[Source records]
▼▼▼
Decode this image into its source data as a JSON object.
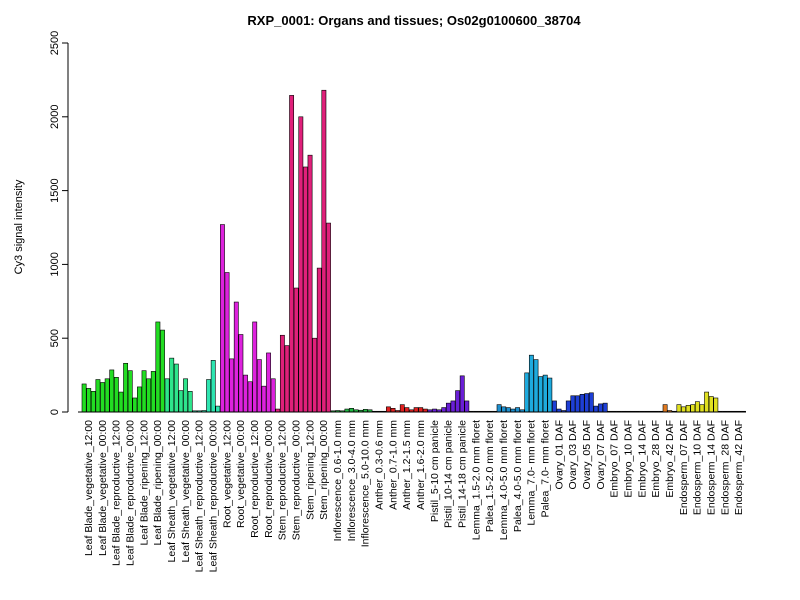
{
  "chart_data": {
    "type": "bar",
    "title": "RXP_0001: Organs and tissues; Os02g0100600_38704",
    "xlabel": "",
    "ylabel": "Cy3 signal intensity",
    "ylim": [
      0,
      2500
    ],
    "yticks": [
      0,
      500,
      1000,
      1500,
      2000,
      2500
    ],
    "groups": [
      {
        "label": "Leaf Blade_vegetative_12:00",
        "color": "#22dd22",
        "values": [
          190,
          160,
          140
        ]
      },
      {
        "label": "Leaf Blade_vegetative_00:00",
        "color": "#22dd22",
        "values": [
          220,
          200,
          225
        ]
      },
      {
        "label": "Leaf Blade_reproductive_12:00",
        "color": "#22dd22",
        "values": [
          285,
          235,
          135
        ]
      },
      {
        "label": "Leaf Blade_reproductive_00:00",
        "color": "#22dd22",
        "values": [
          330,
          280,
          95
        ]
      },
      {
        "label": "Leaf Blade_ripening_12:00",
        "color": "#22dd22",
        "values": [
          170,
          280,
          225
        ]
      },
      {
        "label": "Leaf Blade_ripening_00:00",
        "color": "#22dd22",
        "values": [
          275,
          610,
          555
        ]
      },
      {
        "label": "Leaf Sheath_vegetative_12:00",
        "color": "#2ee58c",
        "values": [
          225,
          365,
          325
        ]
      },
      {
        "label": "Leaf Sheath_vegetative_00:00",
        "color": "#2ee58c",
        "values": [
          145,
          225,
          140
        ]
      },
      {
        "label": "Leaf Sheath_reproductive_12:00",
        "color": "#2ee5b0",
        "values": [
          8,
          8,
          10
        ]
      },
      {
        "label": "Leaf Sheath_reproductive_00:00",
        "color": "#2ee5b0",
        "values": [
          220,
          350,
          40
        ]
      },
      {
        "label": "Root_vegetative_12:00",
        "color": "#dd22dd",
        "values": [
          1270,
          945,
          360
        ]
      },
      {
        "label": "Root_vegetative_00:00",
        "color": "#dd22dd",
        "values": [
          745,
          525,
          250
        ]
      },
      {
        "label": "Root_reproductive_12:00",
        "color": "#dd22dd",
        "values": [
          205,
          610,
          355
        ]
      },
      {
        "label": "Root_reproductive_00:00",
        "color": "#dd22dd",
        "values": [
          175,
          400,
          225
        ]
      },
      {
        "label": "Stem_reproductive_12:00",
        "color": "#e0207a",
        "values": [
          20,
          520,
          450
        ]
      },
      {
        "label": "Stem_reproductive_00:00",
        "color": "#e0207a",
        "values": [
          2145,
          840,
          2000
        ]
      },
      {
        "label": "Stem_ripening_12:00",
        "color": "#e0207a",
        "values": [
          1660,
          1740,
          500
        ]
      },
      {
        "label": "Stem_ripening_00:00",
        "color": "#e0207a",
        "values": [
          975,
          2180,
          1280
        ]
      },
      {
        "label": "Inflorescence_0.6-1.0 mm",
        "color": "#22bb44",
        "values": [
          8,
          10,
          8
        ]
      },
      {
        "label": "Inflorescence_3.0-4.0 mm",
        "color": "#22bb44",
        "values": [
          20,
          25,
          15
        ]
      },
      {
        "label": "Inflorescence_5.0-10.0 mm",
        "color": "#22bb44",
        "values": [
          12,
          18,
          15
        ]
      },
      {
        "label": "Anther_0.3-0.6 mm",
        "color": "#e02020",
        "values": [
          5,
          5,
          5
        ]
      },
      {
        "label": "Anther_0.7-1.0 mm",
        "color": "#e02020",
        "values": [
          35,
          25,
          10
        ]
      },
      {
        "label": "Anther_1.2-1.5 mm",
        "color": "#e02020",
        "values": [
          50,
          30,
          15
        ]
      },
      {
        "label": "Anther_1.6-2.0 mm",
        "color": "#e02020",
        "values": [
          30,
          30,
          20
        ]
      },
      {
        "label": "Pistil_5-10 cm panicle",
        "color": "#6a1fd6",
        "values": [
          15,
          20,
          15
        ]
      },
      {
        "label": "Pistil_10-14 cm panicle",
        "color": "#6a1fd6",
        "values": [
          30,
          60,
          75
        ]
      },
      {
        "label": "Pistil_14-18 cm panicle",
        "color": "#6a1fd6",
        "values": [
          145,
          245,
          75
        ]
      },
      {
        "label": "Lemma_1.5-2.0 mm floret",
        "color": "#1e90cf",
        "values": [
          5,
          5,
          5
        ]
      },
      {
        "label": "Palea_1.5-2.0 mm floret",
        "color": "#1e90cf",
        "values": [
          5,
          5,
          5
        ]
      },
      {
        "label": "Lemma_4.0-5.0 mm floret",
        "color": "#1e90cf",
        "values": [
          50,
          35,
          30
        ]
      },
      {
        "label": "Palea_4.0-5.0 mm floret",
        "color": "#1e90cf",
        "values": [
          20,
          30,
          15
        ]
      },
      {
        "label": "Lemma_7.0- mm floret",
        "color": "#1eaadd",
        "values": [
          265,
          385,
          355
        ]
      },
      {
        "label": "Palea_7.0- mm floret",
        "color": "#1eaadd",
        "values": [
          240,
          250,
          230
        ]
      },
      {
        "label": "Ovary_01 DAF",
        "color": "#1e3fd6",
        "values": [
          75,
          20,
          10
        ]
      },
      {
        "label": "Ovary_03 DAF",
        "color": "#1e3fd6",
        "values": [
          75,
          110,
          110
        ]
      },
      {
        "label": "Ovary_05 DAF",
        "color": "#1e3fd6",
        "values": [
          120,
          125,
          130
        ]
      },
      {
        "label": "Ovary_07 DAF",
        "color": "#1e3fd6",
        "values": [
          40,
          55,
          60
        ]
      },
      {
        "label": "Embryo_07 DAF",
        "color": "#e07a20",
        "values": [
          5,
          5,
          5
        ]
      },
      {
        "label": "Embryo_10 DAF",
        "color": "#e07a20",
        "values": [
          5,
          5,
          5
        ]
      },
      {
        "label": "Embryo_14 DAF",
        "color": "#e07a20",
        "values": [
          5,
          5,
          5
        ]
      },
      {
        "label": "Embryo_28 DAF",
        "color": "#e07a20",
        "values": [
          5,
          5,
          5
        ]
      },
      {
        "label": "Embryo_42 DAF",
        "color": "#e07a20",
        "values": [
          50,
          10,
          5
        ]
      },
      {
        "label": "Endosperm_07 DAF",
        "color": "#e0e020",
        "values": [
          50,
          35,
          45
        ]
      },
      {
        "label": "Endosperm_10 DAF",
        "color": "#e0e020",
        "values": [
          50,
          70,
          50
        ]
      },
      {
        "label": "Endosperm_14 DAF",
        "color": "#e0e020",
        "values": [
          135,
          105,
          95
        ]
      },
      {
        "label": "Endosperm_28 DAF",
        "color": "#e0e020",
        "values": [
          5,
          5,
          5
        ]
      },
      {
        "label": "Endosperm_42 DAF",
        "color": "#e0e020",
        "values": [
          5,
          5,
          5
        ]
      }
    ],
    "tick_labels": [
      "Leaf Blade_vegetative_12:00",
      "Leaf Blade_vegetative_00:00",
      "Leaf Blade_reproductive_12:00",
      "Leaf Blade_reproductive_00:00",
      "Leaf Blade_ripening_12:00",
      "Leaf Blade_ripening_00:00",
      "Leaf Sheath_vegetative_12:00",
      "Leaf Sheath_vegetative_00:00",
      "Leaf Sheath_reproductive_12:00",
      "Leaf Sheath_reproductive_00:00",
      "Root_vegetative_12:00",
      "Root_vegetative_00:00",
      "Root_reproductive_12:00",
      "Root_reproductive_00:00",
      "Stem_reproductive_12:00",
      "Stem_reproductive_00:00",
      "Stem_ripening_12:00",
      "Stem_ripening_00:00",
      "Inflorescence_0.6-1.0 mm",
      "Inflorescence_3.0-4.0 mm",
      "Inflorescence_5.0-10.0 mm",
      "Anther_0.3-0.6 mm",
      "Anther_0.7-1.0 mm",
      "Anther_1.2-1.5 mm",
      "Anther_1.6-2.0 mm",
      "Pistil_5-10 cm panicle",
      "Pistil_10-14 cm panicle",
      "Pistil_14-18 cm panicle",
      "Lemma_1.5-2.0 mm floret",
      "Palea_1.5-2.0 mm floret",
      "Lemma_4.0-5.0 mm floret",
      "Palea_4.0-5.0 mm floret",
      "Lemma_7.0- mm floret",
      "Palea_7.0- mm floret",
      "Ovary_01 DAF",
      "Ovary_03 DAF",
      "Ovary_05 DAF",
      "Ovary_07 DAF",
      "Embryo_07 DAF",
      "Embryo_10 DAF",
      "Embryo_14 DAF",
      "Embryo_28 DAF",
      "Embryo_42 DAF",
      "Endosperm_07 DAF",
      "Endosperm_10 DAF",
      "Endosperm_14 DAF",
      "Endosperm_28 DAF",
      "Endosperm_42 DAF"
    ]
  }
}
▲▲▲
How many of the lines in the listing above hold the word "floret"? Report only that figure.

12